:: EXTRACTED INFORMATION

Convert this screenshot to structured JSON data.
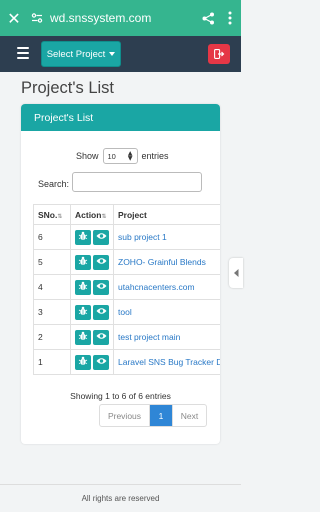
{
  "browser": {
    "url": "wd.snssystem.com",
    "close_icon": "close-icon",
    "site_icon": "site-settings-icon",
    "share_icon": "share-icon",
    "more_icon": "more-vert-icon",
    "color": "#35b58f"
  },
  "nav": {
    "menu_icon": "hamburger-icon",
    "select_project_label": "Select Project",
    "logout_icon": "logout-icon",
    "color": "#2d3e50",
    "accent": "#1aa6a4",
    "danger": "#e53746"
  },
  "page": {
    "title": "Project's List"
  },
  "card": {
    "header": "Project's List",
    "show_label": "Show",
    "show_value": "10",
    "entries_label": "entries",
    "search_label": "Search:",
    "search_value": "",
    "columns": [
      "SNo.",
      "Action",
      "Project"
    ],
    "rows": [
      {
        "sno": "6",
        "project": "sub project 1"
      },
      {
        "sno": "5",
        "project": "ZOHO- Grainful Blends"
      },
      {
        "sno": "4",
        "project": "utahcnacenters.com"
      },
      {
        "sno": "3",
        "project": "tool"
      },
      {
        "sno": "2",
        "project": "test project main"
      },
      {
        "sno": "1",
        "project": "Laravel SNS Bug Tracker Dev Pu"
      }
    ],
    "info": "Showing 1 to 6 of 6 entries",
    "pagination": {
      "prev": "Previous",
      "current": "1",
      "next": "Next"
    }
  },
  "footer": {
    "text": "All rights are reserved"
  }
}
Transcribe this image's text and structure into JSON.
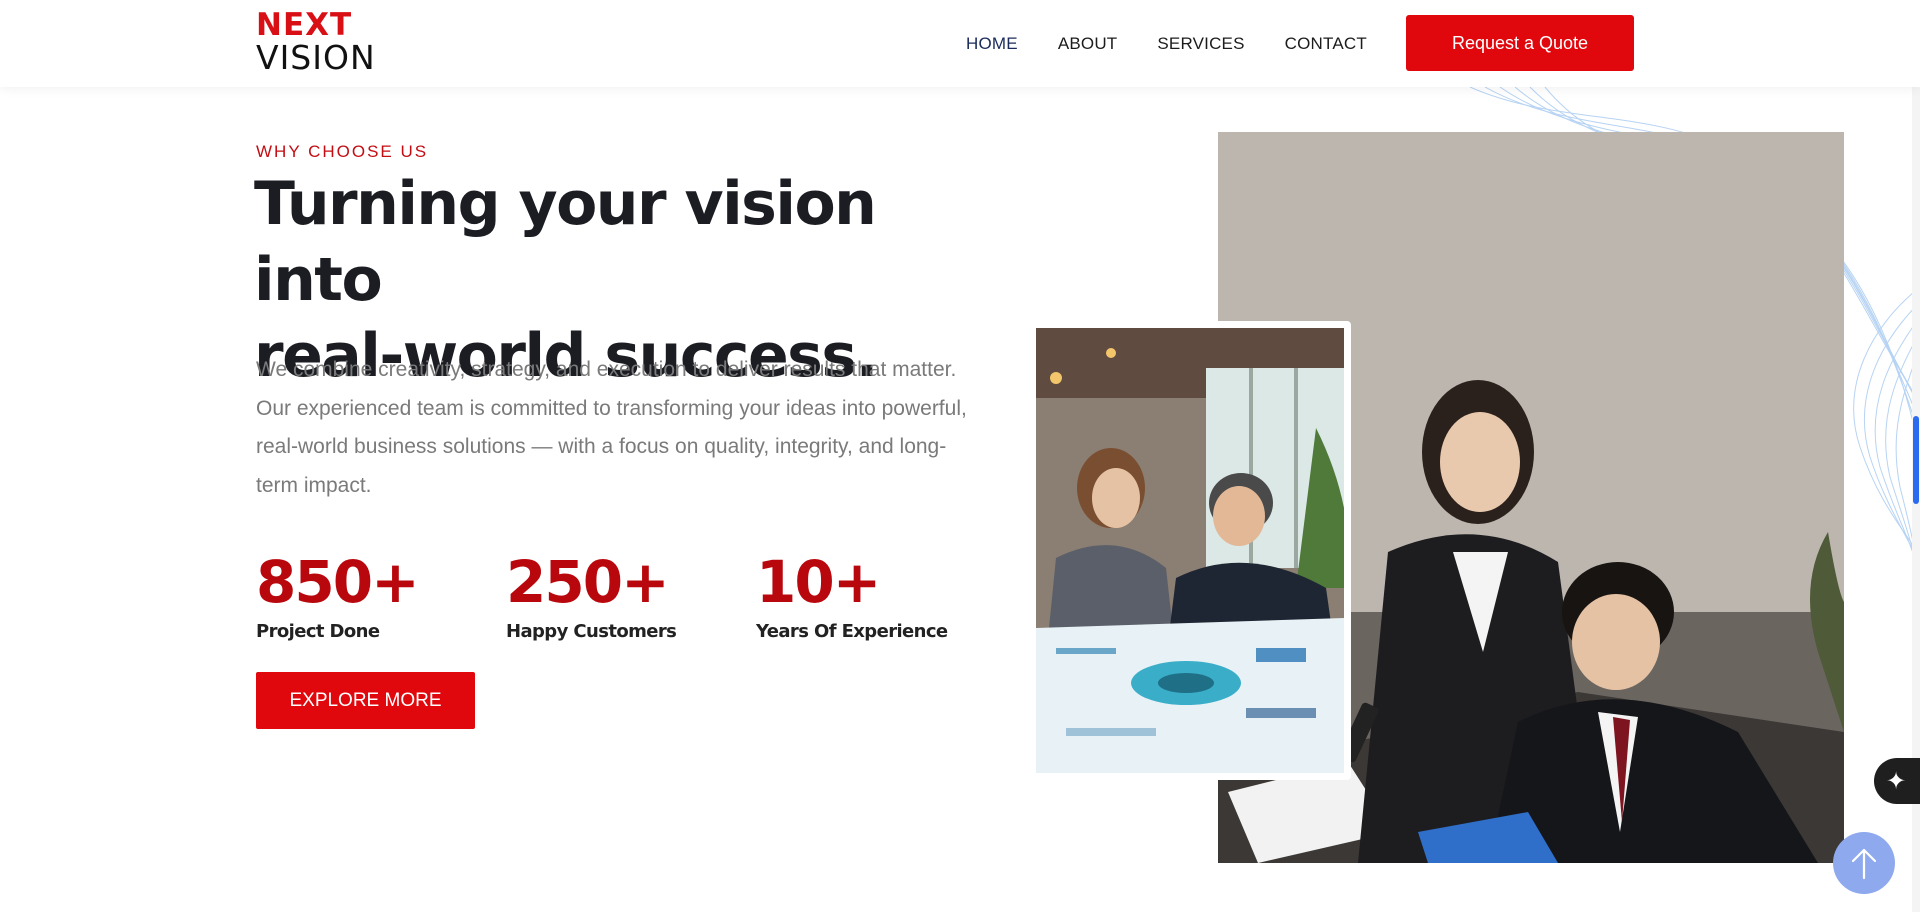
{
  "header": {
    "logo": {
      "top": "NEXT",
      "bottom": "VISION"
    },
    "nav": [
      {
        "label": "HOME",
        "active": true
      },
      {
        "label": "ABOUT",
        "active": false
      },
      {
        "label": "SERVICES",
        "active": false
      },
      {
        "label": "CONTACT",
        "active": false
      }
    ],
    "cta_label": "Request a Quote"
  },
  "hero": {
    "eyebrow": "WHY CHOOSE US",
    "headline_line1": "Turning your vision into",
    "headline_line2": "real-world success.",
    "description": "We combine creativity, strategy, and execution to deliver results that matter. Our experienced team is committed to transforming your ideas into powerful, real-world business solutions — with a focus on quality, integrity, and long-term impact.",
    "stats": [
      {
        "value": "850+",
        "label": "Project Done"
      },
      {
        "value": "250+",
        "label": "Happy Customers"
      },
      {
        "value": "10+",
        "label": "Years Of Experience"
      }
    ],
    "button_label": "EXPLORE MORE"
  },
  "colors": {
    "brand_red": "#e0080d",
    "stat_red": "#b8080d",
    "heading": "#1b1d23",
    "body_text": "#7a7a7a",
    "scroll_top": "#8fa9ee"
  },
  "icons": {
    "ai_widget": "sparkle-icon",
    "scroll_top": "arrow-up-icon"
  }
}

::::

- [THE EXERCISE]
How many of the lines above hold "your"? Answer with only the number.

- [EXERCISE ANSWER]
2